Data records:
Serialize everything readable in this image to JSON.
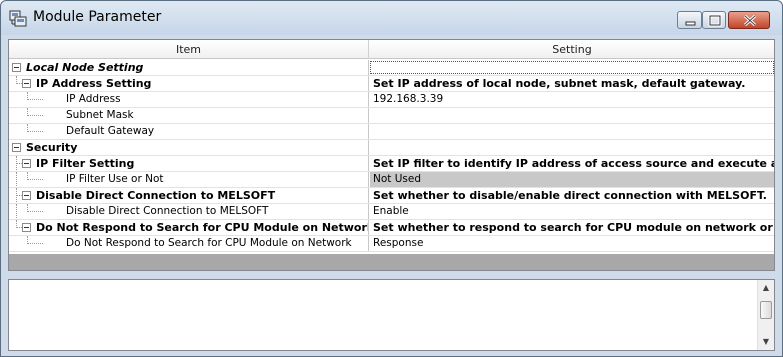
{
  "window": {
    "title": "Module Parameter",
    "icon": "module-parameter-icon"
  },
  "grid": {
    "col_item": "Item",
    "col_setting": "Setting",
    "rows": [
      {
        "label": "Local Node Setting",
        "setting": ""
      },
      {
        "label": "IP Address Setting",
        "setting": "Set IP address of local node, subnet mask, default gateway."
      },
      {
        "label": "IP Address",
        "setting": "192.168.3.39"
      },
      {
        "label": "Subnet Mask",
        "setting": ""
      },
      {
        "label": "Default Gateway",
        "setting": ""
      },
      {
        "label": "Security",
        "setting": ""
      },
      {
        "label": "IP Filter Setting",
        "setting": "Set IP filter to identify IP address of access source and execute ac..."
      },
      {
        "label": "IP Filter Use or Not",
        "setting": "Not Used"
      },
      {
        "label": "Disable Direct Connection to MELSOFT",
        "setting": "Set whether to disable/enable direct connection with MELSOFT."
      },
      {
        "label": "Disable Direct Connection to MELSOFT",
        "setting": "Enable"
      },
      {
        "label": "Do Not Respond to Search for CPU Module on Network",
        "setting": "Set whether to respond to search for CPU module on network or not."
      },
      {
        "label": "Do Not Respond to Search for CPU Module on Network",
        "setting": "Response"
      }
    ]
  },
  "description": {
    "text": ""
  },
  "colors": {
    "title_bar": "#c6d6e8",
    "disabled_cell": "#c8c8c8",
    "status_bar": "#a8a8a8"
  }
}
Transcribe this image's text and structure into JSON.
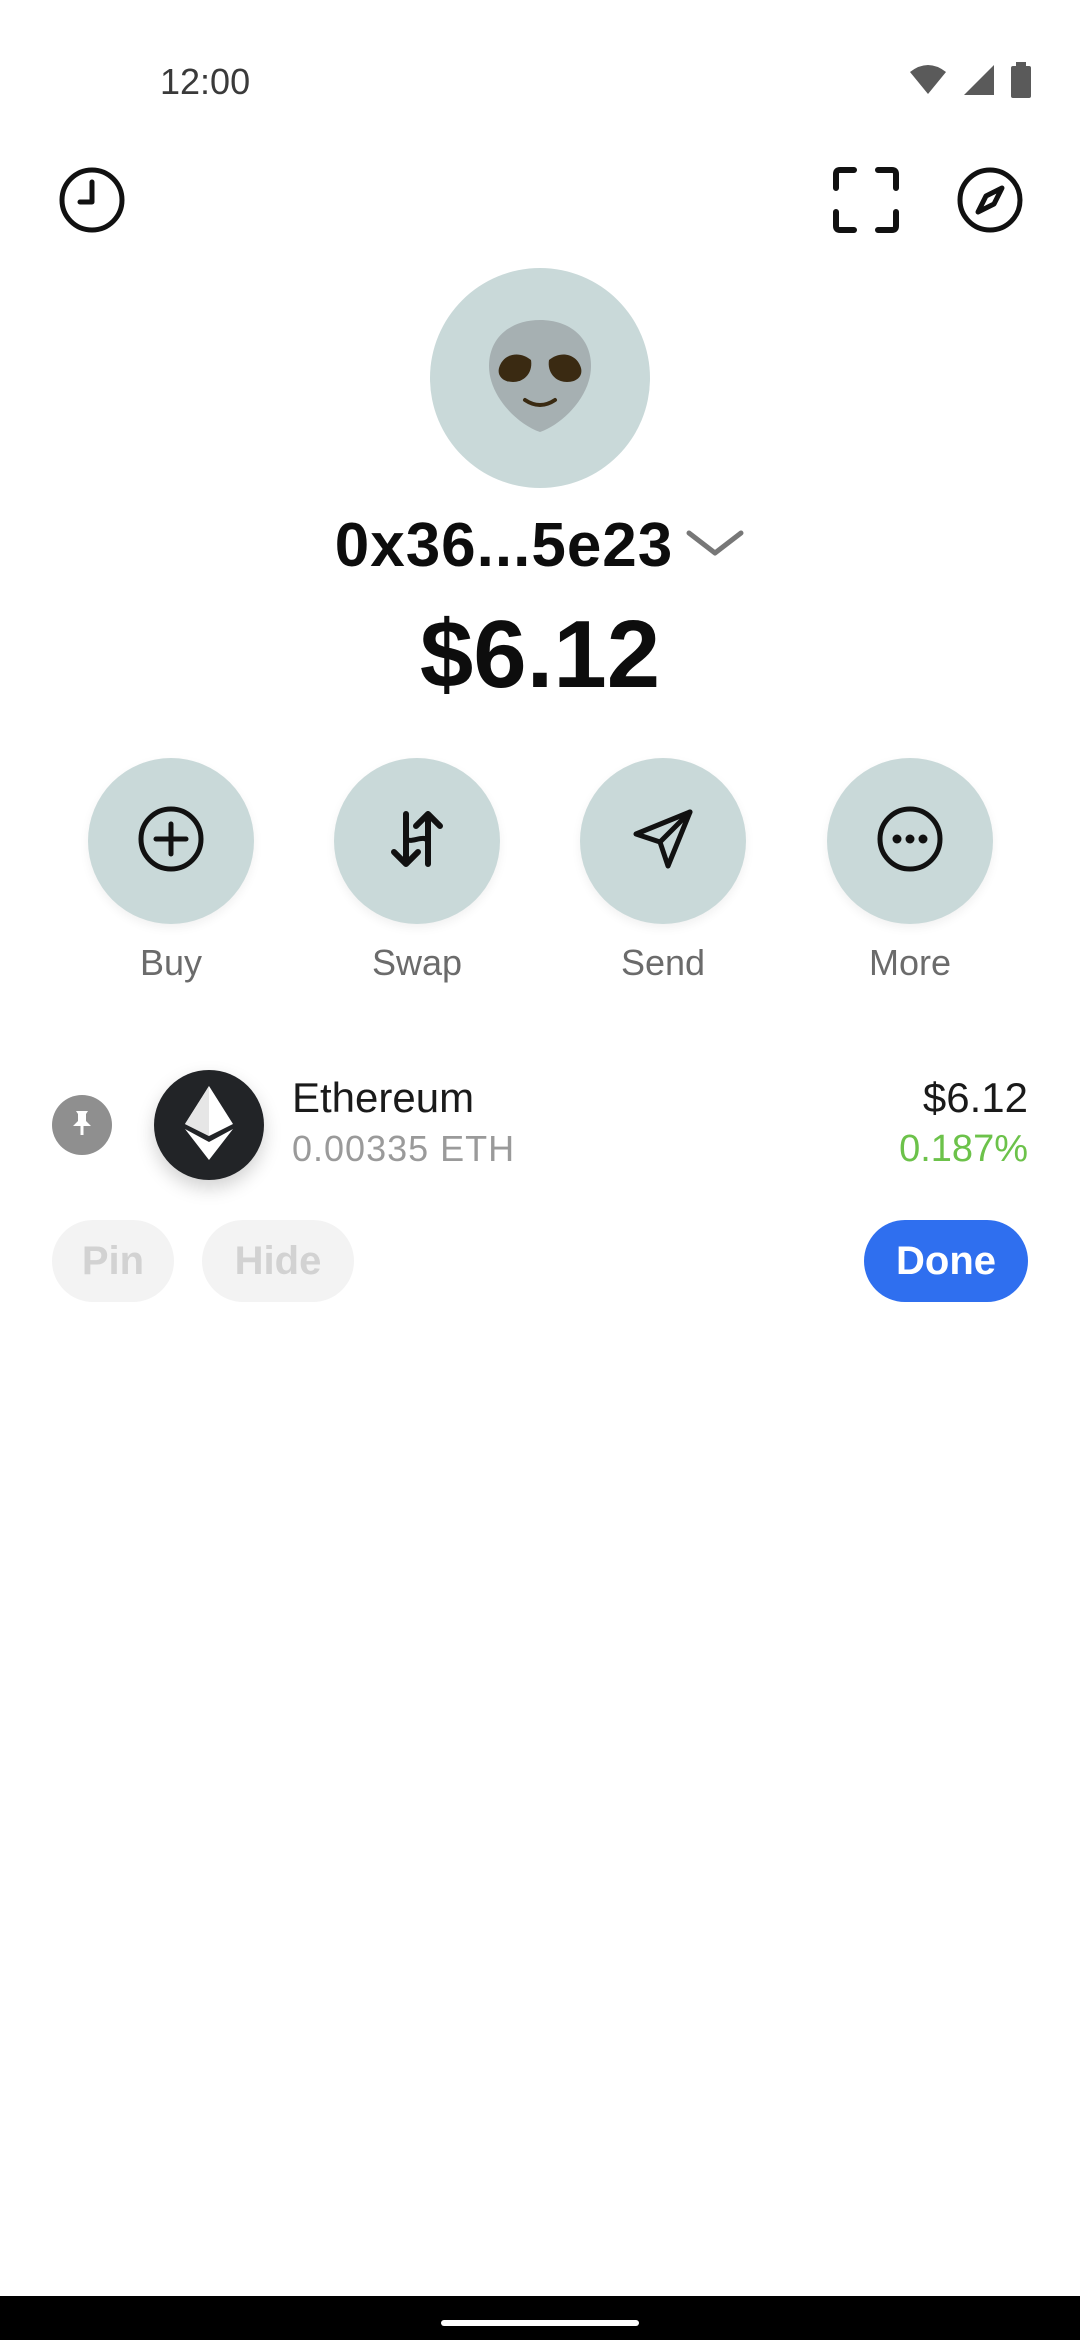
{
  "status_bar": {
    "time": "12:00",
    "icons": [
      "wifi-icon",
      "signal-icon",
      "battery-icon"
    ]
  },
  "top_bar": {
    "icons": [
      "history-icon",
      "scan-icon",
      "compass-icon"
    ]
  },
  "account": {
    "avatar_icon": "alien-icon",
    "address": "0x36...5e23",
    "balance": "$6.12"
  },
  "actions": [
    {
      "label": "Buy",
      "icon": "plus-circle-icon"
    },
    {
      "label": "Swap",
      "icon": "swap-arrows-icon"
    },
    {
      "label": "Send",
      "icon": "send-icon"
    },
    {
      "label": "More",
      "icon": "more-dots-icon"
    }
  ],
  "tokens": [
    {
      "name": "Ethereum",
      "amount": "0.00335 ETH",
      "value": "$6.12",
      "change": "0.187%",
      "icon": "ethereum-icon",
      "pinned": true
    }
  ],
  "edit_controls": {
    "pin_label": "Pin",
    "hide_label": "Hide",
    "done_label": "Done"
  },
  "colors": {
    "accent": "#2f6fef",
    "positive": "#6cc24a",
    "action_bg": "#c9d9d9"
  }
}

Task details: Return the listing above in full and without alteration, excluding its pictures.

Exercise response:
Serialize everything readable in this image to JSON.
{
  "window": {
    "title": "Module Parameter",
    "icon": "module-parameter-icon"
  },
  "grid": {
    "col_item": "Item",
    "col_setting": "Setting",
    "rows": [
      {
        "label": "Local Node Setting",
        "setting": ""
      },
      {
        "label": "IP Address Setting",
        "setting": "Set IP address of local node, subnet mask, default gateway."
      },
      {
        "label": "IP Address",
        "setting": "192.168.3.39"
      },
      {
        "label": "Subnet Mask",
        "setting": ""
      },
      {
        "label": "Default Gateway",
        "setting": ""
      },
      {
        "label": "Security",
        "setting": ""
      },
      {
        "label": "IP Filter Setting",
        "setting": "Set IP filter to identify IP address of access source and execute ac..."
      },
      {
        "label": "IP Filter Use or Not",
        "setting": "Not Used"
      },
      {
        "label": "Disable Direct Connection to MELSOFT",
        "setting": "Set whether to disable/enable direct connection with MELSOFT."
      },
      {
        "label": "Disable Direct Connection to MELSOFT",
        "setting": "Enable"
      },
      {
        "label": "Do Not Respond to Search for CPU Module on Network",
        "setting": "Set whether to respond to search for CPU module on network or not."
      },
      {
        "label": "Do Not Respond to Search for CPU Module on Network",
        "setting": "Response"
      }
    ]
  },
  "description": {
    "text": ""
  },
  "colors": {
    "title_bar": "#c6d6e8",
    "disabled_cell": "#c8c8c8",
    "status_bar": "#a8a8a8"
  }
}
Transcribe this image's text and structure into JSON.
{
  "status_bar": {
    "time": "12:00",
    "icons": [
      "wifi-icon",
      "signal-icon",
      "battery-icon"
    ]
  },
  "top_bar": {
    "icons": [
      "history-icon",
      "scan-icon",
      "compass-icon"
    ]
  },
  "account": {
    "avatar_icon": "alien-icon",
    "address": "0x36...5e23",
    "balance": "$6.12"
  },
  "actions": [
    {
      "label": "Buy",
      "icon": "plus-circle-icon"
    },
    {
      "label": "Swap",
      "icon": "swap-arrows-icon"
    },
    {
      "label": "Send",
      "icon": "send-icon"
    },
    {
      "label": "More",
      "icon": "more-dots-icon"
    }
  ],
  "tokens": [
    {
      "name": "Ethereum",
      "amount": "0.00335 ETH",
      "value": "$6.12",
      "change": "0.187%",
      "icon": "ethereum-icon",
      "pinned": true
    }
  ],
  "edit_controls": {
    "pin_label": "Pin",
    "hide_label": "Hide",
    "done_label": "Done"
  },
  "colors": {
    "accent": "#2f6fef",
    "positive": "#6cc24a",
    "action_bg": "#c9d9d9"
  }
}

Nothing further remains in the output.